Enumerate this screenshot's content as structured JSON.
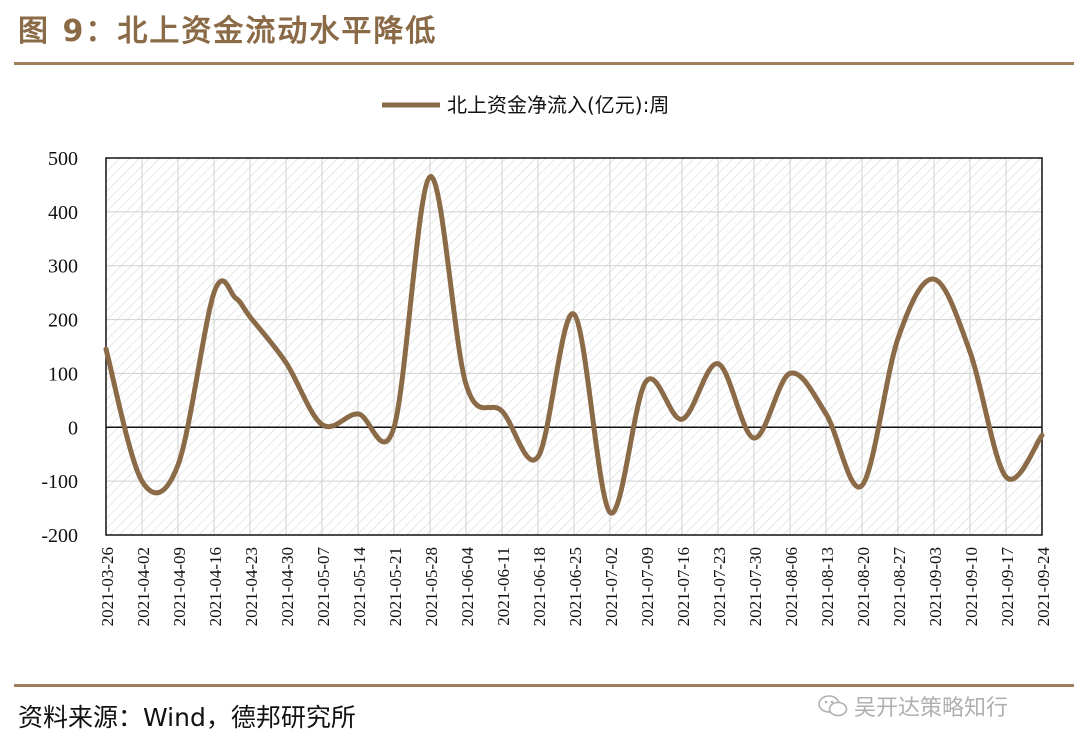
{
  "figure": {
    "title": "图 9：北上资金流动水平降低",
    "source": "资料来源：Wind，德邦研究所",
    "watermark": "吴开达策略知行",
    "watermark_icon": "wechat-icon"
  },
  "colors": {
    "accent": "#8B6B47",
    "series": "#8B6B47",
    "rule": "#A07F5C",
    "hatch": "#d9d9d9"
  },
  "chart_data": {
    "type": "line",
    "ylim": [
      -200,
      500
    ],
    "yticks": [
      -200,
      -100,
      0,
      100,
      200,
      300,
      400,
      500
    ],
    "grid": true,
    "legend_position": "top-center",
    "categories": [
      "2021-03-26",
      "2021-04-02",
      "2021-04-09",
      "2021-04-16",
      "2021-04-23",
      "2021-04-30",
      "2021-05-07",
      "2021-05-14",
      "2021-05-21",
      "2021-05-28",
      "2021-06-04",
      "2021-06-11",
      "2021-06-18",
      "2021-06-25",
      "2021-07-02",
      "2021-07-09",
      "2021-07-16",
      "2021-07-23",
      "2021-07-30",
      "2021-08-06",
      "2021-08-13",
      "2021-08-20",
      "2021-08-27",
      "2021-09-03",
      "2021-09-10",
      "2021-09-17",
      "2021-09-24"
    ],
    "series": [
      {
        "name": "北上资金净流入(亿元):周",
        "x": [
          0,
          1,
          2,
          3,
          3.6,
          4,
          5,
          6,
          7,
          8,
          9,
          10,
          11,
          12,
          13,
          14,
          15,
          16,
          17,
          18,
          19,
          20,
          21,
          22,
          23,
          24,
          25,
          26
        ],
        "values": [
          145,
          -100,
          -70,
          250,
          240,
          205,
          120,
          5,
          25,
          0,
          465,
          80,
          30,
          -55,
          210,
          -158,
          85,
          15,
          118,
          -20,
          100,
          25,
          -108,
          165,
          275,
          140,
          -92,
          -15
        ]
      }
    ]
  }
}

#### WORK REQUIRED:
Copy out each line exactly, without the pictures.

#### ANSWER FOR THIS EXERCISE:
Enumerate this screenshot's content as structured JSON.
{
  "figure": {
    "title": "图 9：北上资金流动水平降低",
    "source": "资料来源：Wind，德邦研究所",
    "watermark": "吴开达策略知行",
    "watermark_icon": "wechat-icon"
  },
  "colors": {
    "accent": "#8B6B47",
    "series": "#8B6B47",
    "rule": "#A07F5C",
    "hatch": "#d9d9d9"
  },
  "chart_data": {
    "type": "line",
    "ylim": [
      -200,
      500
    ],
    "yticks": [
      -200,
      -100,
      0,
      100,
      200,
      300,
      400,
      500
    ],
    "grid": true,
    "legend_position": "top-center",
    "categories": [
      "2021-03-26",
      "2021-04-02",
      "2021-04-09",
      "2021-04-16",
      "2021-04-23",
      "2021-04-30",
      "2021-05-07",
      "2021-05-14",
      "2021-05-21",
      "2021-05-28",
      "2021-06-04",
      "2021-06-11",
      "2021-06-18",
      "2021-06-25",
      "2021-07-02",
      "2021-07-09",
      "2021-07-16",
      "2021-07-23",
      "2021-07-30",
      "2021-08-06",
      "2021-08-13",
      "2021-08-20",
      "2021-08-27",
      "2021-09-03",
      "2021-09-10",
      "2021-09-17",
      "2021-09-24"
    ],
    "series": [
      {
        "name": "北上资金净流入(亿元):周",
        "x": [
          0,
          1,
          2,
          3,
          3.6,
          4,
          5,
          6,
          7,
          8,
          9,
          10,
          11,
          12,
          13,
          14,
          15,
          16,
          17,
          18,
          19,
          20,
          21,
          22,
          23,
          24,
          25,
          26
        ],
        "values": [
          145,
          -100,
          -70,
          250,
          240,
          205,
          120,
          5,
          25,
          0,
          465,
          80,
          30,
          -55,
          210,
          -158,
          85,
          15,
          118,
          -20,
          100,
          25,
          -108,
          165,
          275,
          140,
          -92,
          -15
        ]
      }
    ]
  }
}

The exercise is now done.